Items from a figure collection →
□ □ □

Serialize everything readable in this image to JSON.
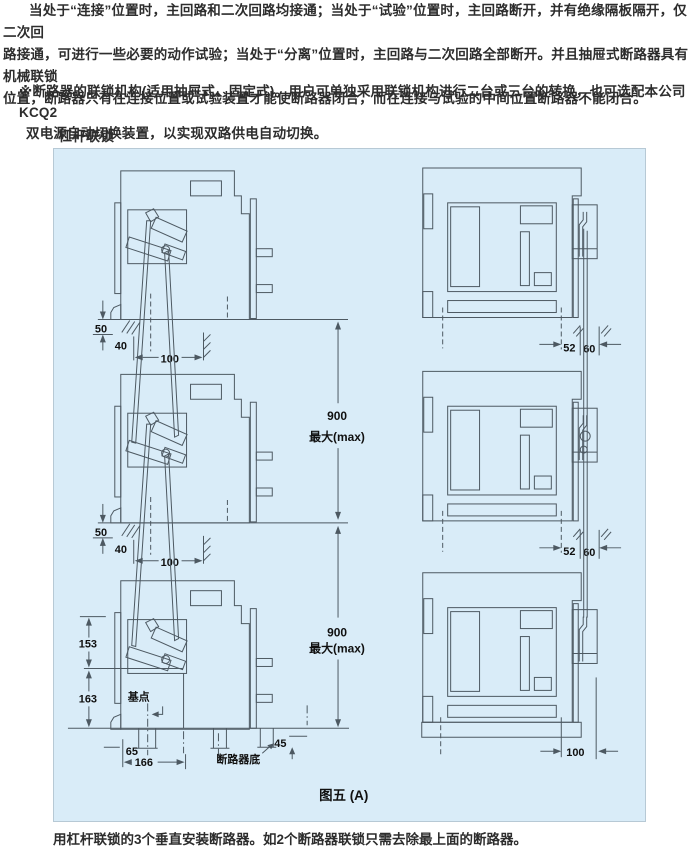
{
  "page": {
    "p1_lines": [
      "当处于“连接”位置时，主回路和二次回路均接通；当处于“试验”位置时，主回路断开，并有绝缘隔板隔开，仅二次回",
      "路接通，可进行一些必要的动作试验；当处于“分离”位置时，主回路与二次回路全部断开。并且抽屉式断路器具有机械联锁",
      "位置，断路器只有在连接位置或试验装置才能使断路器闭合，而在连接与试验的中间位置断路器不能闭合。"
    ],
    "p2_lines": [
      "※断路器的联锁机构(适用抽屉式、固定式)。用户可单独采用联锁机构进行二台或三台的转换，也可选配本公司KCQ2",
      "双电源自动切换装置，以实现双路供电自动切换。"
    ],
    "section_label": "杠杆联锁",
    "footer_note": "用杠杆联锁的3个垂直安装断路器。如2个断路器联锁只需去除最上面的断路器。"
  },
  "figure": {
    "caption": "图五 (A)",
    "colors": {
      "panel_bg": "#d9ecf8",
      "line": "#4d5962",
      "text": "#101010"
    },
    "dims": {
      "d50": "50",
      "d40": "40",
      "d100": "100",
      "d52": "52",
      "d60": "60",
      "d900": "900",
      "dmax": "最大(max)",
      "d153": "153",
      "d163": "163",
      "base_point": "基点",
      "d65": "65",
      "d166": "166",
      "d45": "45",
      "breaker_bottom": "断路器底",
      "d100_bottom": "100"
    }
  }
}
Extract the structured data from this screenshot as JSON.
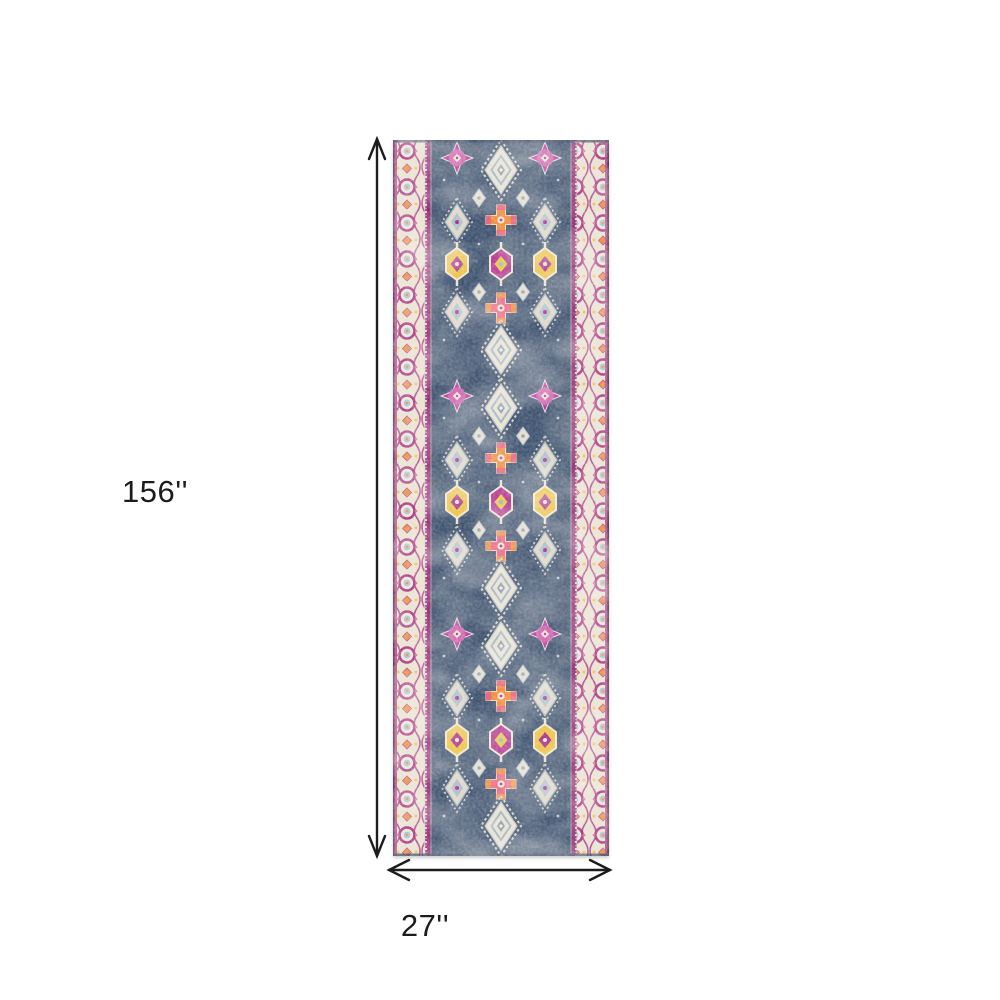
{
  "diagram": {
    "type": "rug-size-diagram",
    "height_label": "156''",
    "width_label": "27''"
  },
  "rug": {
    "description": "navy and magenta distressed oriental runner rug with side borders",
    "palette": {
      "field_navy": "#3f5370",
      "border_cream": "#e9e2d2",
      "magenta": "#b42e8e",
      "pink": "#e8607a",
      "orange": "#ee8a3a",
      "yellow": "#ecc242",
      "light_blue": "#a9bfcf",
      "guard_magenta": "#8f2d72",
      "edge_plum": "#553050"
    }
  },
  "style": {
    "background": "#ffffff",
    "dimension_color": "#1c1c1c"
  }
}
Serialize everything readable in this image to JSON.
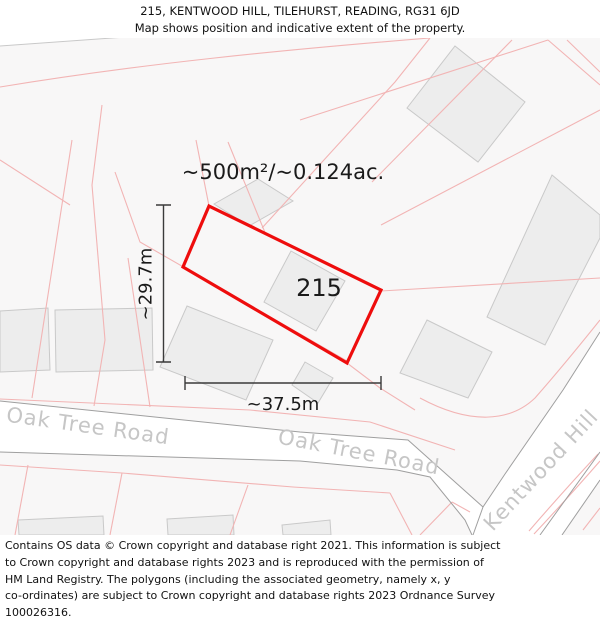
{
  "header": {
    "title": "215, KENTWOOD HILL, TILEHURST, READING, RG31 6JD",
    "subtitle": "Map shows position and indicative extent of the property."
  },
  "map": {
    "plot_number": "215",
    "area_label": "~500m²/~0.124ac.",
    "width_label": "~37.5m",
    "height_label": "~29.7m",
    "road_labels": {
      "oak_tree_road_west": "Oak Tree Road",
      "oak_tree_road_east": "Oak Tree Road",
      "kentwood_hill": "Kentwood Hill"
    },
    "colors": {
      "property_outline": "#ee0d0d",
      "parcel_line": "#f2b4b4",
      "road_edge": "#9f9f9f",
      "road_fill": "#ffffff",
      "building_fill": "#ededed",
      "building_stroke": "#c9c9c9",
      "road_label_text": "#c6c6c6",
      "map_background": "#f8f7f7",
      "dimension_line": "#3a3a3a"
    }
  },
  "footer": {
    "lines": [
      "Contains OS data © Crown copyright and database right 2021. This information is subject",
      "to Crown copyright and database rights 2023 and is reproduced with the permission of",
      "HM Land Registry. The polygons (including the associated geometry, namely x, y",
      "co-ordinates) are subject to Crown copyright and database rights 2023 Ordnance Survey",
      "100026316."
    ]
  }
}
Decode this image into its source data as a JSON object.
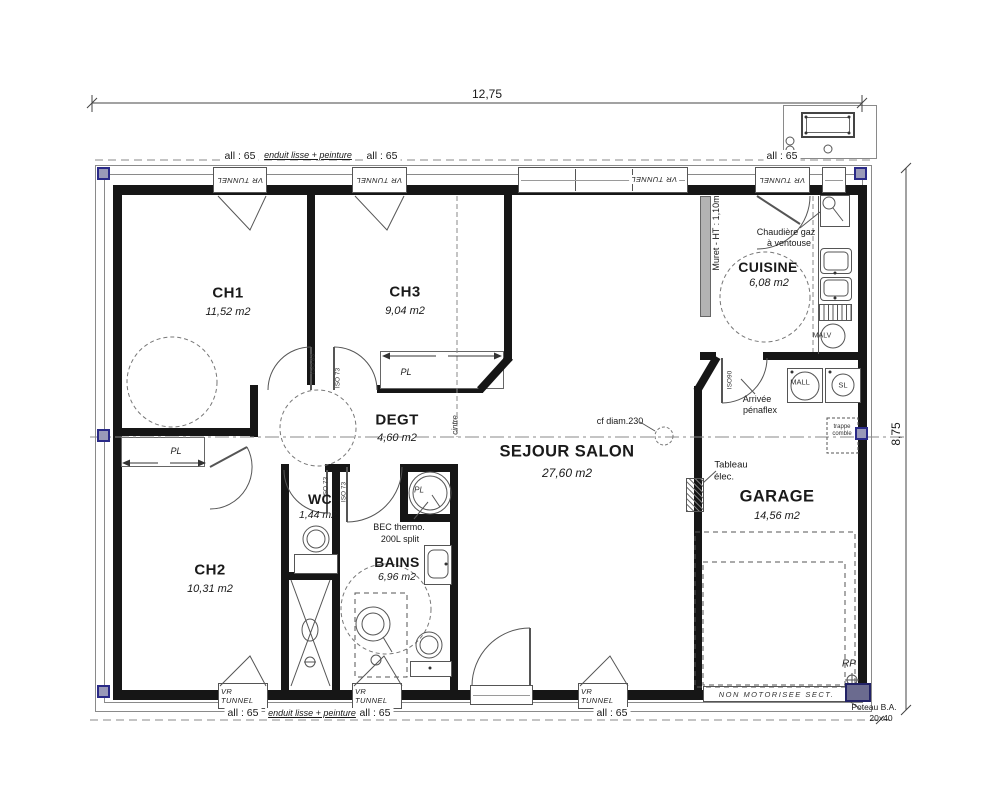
{
  "dimensions": {
    "width_label": "12,75",
    "height_label": "8,75"
  },
  "rooms": {
    "ch1": {
      "name": "CH1",
      "area": "11,52 m2"
    },
    "ch2": {
      "name": "CH2",
      "area": "10,31 m2"
    },
    "ch3": {
      "name": "CH3",
      "area": "9,04 m2"
    },
    "degt": {
      "name": "DEGT",
      "area": "4,60 m2"
    },
    "wc": {
      "name": "WC",
      "area": "1,44 m2"
    },
    "bains": {
      "name": "BAINS",
      "area": "6,96 m2"
    },
    "sejour": {
      "name": "SEJOUR SALON",
      "area": "27,60 m2"
    },
    "cuisine": {
      "name": "CUISINE",
      "area": "6,08 m2"
    },
    "garage": {
      "name": "GARAGE",
      "area": "14,56 m2"
    }
  },
  "windows": {
    "label": "VR TUNNEL"
  },
  "finishes": {
    "allege": "all : 65",
    "enduit": "enduit lisse + peinture"
  },
  "doors": {
    "iso83": "ISO 83",
    "iso73": "ISO 73",
    "iso90": "ISO90"
  },
  "closets": {
    "pl": "PL"
  },
  "equipment": {
    "malv": "MALV",
    "mall": "MALL",
    "sl": "SL",
    "bec_line1": "BEC thermo.",
    "bec_line2": "200L split",
    "chaudiere_line1": "Chaudière gaz",
    "chaudiere_line2": "à ventouse"
  },
  "annotations": {
    "muret": "Muret - HT : 1,10m",
    "cf_diam": "cf diam.230",
    "cintre": "cintre",
    "tableau_line1": "Tableau",
    "tableau_line2": "élec.",
    "arrivee_line1": "Arrivée",
    "arrivee_line2": "pénaflex",
    "trappe_line1": "trappe",
    "trappe_line2": "comble",
    "rp": "RP",
    "garage_door": "NON MOTORISEE SECT.",
    "poteau_line1": "Poteau B.A.",
    "poteau_line2": "20x40"
  }
}
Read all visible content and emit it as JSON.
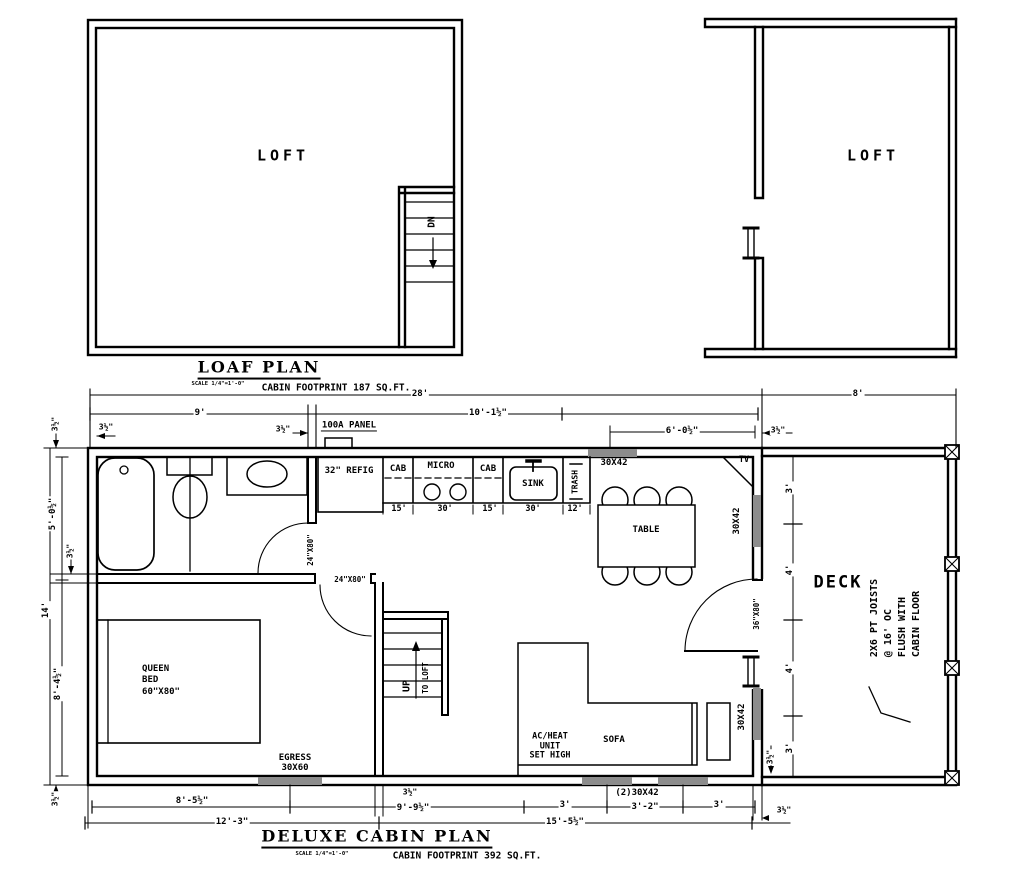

□ □ □

To be done →
Using the material above, set down every line exactly, but skip the pictures.

Task response →
Serialize everything readable in this image to JSON.
{
  "page": {
    "p1_lines": [
      "当处于“连接”位置时，主回路和二次回路均接通；当处于“试验”位置时，主回路断开，并有绝缘隔板隔开，仅二次回",
      "路接通，可进行一些必要的动作试验；当处于“分离”位置时，主回路与二次回路全部断开。并且抽屉式断路器具有机械联锁",
      "位置，断路器只有在连接位置或试验装置才能使断路器闭合，而在连接与试验的中间位置断路器不能闭合。"
    ],
    "p2_lines": [
      "※断路器的联锁机构(适用抽屉式、固定式)。用户可单独采用联锁机构进行二台或三台的转换，也可选配本公司KCQ2",
      "双电源自动切换装置，以实现双路供电自动切换。"
    ],
    "section_label": "杠杆联锁",
    "footer_note": "用杠杆联锁的3个垂直安装断路器。如2个断路器联锁只需去除最上面的断路器。"
  },
  "figure": {
    "caption": "图五 (A)",
    "colors": {
      "panel_bg": "#d9ecf8",
      "line": "#4d5962",
      "text": "#101010"
    },
    "dims": {
      "d50": "50",
      "d40": "40",
      "d100": "100",
      "d52": "52",
      "d60": "60",
      "d900": "900",
      "dmax": "最大(max)",
      "d153": "153",
      "d163": "163",
      "base_point": "基点",
      "d65": "65",
      "d166": "166",
      "d45": "45",
      "breaker_bottom": "断路器底",
      "d100_bottom": "100"
    }
  }
}
Extract the structured data from this screenshot as JSON.
{
  "diagram": {
    "type": "rug-size-diagram",
    "height_label": "156''",
    "width_label": "27''"
  },
  "rug": {
    "description": "navy and magenta distressed oriental runner rug with side borders",
    "palette": {
      "field_navy": "#3f5370",
      "border_cream": "#e9e2d2",
      "magenta": "#b42e8e",
      "pink": "#e8607a",
      "orange": "#ee8a3a",
      "yellow": "#ecc242",
      "light_blue": "#a9bfcf",
      "guard_magenta": "#8f2d72",
      "edge_plum": "#553050"
    }
  },
  "style": {
    "background": "#ffffff",
    "dimension_color": "#1c1c1c"
  }
}
Serialize everything readable in this image to JSON.
{
  "header": {
    "title": "215, KENTWOOD HILL, TILEHURST, READING, RG31 6JD",
    "subtitle": "Map shows position and indicative extent of the property."
  },
  "map": {
    "plot_number": "215",
    "area_label": "~500m²/~0.124ac.",
    "width_label": "~37.5m",
    "height_label": "~29.7m",
    "road_labels": {
      "oak_tree_road_west": "Oak Tree Road",
      "oak_tree_road_east": "Oak Tree Road",
      "kentwood_hill": "Kentwood Hill"
    },
    "colors": {
      "property_outline": "#ee0d0d",
      "parcel_line": "#f2b4b4",
      "road_edge": "#9f9f9f",
      "road_fill": "#ffffff",
      "building_fill": "#ededed",
      "building_stroke": "#c9c9c9",
      "road_label_text": "#c6c6c6",
      "map_background": "#f8f7f7",
      "dimension_line": "#3a3a3a"
    }
  },
  "footer": {
    "lines": [
      "Contains OS data © Crown copyright and database right 2021. This information is subject",
      "to Crown copyright and database rights 2023 and is reproduced with the permission of",
      "HM Land Registry. The polygons (including the associated geometry, namely x, y",
      "co-ordinates) are subject to Crown copyright and database rights 2023 Ordnance Survey",
      "100026316."
    ]
  }
}
Decode this image into its source data as a JSON object.
{
  "dimensions": {
    "width_label": "12,75",
    "height_label": "8,75"
  },
  "rooms": {
    "ch1": {
      "name": "CH1",
      "area": "11,52 m2"
    },
    "ch2": {
      "name": "CH2",
      "area": "10,31 m2"
    },
    "ch3": {
      "name": "CH3",
      "area": "9,04 m2"
    },
    "degt": {
      "name": "DEGT",
      "area": "4,60 m2"
    },
    "wc": {
      "name": "WC",
      "area": "1,44 m2"
    },
    "bains": {
      "name": "BAINS",
      "area": "6,96 m2"
    },
    "sejour": {
      "name": "SEJOUR SALON",
      "area": "27,60 m2"
    },
    "cuisine": {
      "name": "CUISINE",
      "area": "6,08 m2"
    },
    "garage": {
      "name": "GARAGE",
      "area": "14,56 m2"
    }
  },
  "windows": {
    "label": "VR TUNNEL"
  },
  "finishes": {
    "allege": "all : 65",
    "enduit": "enduit lisse + peinture"
  },
  "doors": {
    "iso83": "ISO 83",
    "iso73": "ISO 73",
    "iso90": "ISO90"
  },
  "closets": {
    "pl": "PL"
  },
  "equipment": {
    "malv": "MALV",
    "mall": "MALL",
    "sl": "SL",
    "bec_line1": "BEC thermo.",
    "bec_line2": "200L split",
    "chaudiere_line1": "Chaudière gaz",
    "chaudiere_line2": "à ventouse"
  },
  "annotations": {
    "muret": "Muret - HT : 1,10m",
    "cf_diam": "cf diam.230",
    "cintre": "cintre",
    "tableau_line1": "Tableau",
    "tableau_line2": "élec.",
    "arrivee_line1": "Arrivée",
    "arrivee_line2": "pénaflex",
    "trappe_line1": "trappe",
    "trappe_line2": "comble",
    "rp": "RP",
    "garage_door": "NON MOTORISEE SECT.",
    "poteau_line1": "Poteau B.A.",
    "poteau_line2": "20x40"
  }
}
Read all visible content and emit it as JSON.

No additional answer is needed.